## Start Data supplied

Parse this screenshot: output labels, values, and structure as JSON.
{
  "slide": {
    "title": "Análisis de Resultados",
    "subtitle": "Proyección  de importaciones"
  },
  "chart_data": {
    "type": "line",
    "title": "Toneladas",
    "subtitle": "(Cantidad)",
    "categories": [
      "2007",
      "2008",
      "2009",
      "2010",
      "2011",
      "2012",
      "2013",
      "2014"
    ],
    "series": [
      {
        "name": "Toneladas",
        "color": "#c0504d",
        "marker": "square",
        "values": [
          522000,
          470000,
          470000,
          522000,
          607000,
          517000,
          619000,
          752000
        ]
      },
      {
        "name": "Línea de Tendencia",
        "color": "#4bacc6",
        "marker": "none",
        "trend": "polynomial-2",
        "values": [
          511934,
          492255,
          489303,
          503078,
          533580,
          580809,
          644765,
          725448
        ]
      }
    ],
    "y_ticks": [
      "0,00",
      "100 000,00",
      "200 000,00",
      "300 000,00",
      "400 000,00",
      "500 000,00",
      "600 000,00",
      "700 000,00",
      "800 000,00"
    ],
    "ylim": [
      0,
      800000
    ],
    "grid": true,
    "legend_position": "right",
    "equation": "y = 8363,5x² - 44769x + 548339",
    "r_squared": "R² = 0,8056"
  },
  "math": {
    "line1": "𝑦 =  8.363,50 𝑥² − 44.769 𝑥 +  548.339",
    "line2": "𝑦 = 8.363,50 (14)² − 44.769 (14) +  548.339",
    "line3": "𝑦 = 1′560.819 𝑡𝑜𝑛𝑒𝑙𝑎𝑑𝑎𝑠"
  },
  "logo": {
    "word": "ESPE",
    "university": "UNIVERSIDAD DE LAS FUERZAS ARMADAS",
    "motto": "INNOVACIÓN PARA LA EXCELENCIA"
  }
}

## End Data supplied
## Start Data supplied

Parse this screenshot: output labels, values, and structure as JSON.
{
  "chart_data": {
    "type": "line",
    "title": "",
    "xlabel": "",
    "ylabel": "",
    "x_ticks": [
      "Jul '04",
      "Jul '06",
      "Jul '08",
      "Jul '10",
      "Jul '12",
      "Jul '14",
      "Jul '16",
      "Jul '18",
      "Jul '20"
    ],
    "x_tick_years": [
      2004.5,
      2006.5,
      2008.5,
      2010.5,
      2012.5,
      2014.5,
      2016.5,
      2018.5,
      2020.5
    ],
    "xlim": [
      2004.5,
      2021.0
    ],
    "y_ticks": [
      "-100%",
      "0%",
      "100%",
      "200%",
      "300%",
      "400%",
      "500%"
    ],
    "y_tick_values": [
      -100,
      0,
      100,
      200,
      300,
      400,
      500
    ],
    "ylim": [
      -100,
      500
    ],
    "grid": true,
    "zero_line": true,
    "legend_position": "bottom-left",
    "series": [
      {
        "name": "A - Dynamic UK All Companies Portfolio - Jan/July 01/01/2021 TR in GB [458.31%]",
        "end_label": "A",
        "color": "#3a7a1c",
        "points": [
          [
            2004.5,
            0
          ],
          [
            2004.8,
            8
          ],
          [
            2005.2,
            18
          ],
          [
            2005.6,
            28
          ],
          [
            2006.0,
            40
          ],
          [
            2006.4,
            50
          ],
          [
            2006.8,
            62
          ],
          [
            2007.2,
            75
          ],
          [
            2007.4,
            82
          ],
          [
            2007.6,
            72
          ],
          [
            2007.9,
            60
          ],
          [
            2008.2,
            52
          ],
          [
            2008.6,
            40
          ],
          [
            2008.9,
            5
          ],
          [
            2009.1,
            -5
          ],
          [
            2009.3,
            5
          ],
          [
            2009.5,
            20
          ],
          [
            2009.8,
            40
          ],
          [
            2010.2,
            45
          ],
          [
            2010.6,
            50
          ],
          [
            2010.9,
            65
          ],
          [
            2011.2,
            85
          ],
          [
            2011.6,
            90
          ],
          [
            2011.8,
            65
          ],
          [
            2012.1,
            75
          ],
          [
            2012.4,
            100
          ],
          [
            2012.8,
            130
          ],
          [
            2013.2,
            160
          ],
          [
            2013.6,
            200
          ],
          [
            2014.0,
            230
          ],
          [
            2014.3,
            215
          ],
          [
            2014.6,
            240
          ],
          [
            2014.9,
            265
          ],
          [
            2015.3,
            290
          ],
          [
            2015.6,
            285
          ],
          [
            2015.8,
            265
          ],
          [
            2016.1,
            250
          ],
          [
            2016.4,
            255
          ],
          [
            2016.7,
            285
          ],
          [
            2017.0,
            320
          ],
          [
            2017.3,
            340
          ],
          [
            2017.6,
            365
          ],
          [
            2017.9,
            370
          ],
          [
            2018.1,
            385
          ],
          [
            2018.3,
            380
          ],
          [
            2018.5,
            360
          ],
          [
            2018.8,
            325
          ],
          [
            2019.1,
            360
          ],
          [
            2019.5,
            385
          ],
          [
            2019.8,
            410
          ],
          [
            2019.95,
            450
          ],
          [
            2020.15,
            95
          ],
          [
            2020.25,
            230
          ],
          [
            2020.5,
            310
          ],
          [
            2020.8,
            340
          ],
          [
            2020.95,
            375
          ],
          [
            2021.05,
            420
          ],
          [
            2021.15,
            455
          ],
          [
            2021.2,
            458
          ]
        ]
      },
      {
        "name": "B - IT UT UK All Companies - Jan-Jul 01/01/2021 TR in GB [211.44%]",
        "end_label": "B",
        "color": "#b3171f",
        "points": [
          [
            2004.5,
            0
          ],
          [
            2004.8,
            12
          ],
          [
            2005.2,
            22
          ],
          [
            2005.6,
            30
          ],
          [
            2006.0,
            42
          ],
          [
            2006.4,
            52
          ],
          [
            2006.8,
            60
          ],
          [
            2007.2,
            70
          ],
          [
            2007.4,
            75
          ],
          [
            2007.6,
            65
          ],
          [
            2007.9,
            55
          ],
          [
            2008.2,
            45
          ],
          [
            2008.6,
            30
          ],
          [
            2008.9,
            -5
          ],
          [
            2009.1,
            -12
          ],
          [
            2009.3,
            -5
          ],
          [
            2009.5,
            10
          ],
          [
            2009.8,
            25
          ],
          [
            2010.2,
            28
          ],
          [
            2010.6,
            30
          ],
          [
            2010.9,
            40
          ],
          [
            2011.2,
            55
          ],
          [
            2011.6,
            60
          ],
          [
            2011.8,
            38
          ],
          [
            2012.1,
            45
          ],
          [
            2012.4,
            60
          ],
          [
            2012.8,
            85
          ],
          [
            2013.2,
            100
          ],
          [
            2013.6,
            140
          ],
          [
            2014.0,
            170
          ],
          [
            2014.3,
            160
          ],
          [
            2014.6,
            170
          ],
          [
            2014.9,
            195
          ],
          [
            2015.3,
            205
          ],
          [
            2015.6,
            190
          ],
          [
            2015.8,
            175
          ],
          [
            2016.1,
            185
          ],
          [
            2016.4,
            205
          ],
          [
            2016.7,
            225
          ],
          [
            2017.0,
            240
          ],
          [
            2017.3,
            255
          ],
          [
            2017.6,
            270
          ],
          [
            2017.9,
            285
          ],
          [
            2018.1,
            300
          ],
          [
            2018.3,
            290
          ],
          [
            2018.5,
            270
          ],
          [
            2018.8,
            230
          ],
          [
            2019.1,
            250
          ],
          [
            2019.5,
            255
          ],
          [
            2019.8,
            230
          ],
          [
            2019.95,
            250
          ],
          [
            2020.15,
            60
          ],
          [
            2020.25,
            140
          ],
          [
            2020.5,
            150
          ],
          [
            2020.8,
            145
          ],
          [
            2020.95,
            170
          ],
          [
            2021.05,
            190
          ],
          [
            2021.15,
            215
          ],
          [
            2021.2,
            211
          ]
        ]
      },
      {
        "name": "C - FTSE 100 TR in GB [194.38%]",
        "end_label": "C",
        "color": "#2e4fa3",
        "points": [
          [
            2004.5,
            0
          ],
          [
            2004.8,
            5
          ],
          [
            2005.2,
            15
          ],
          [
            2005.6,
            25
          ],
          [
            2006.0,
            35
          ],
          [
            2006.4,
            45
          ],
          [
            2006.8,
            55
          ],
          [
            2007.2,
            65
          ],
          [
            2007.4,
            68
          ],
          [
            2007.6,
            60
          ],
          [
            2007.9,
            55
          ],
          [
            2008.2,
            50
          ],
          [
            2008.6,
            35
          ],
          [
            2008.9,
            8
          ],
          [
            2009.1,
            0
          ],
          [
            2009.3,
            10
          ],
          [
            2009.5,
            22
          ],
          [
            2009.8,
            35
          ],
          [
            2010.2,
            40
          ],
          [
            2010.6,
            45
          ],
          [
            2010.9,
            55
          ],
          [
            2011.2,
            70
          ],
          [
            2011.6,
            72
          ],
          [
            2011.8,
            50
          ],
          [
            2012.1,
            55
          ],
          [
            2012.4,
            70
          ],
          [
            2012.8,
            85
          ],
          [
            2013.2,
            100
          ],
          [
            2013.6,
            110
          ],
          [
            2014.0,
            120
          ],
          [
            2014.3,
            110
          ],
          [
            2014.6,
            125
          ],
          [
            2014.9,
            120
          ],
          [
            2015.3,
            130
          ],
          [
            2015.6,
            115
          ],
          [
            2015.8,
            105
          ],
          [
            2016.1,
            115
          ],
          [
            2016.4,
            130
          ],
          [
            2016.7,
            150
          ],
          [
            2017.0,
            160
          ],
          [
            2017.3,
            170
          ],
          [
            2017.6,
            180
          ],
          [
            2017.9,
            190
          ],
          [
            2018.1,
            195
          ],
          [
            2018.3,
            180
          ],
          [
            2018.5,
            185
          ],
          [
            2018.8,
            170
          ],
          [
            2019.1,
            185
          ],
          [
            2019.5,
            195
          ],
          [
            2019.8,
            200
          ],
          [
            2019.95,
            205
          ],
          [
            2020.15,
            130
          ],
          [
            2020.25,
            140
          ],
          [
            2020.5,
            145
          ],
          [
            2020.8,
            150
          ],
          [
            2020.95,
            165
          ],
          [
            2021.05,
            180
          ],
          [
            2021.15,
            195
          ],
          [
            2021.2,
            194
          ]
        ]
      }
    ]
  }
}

## End Data supplied

**Task objective**
The required answer is a single number: the count of lines in the entries that hold the string "Companies".

**Solution below**
2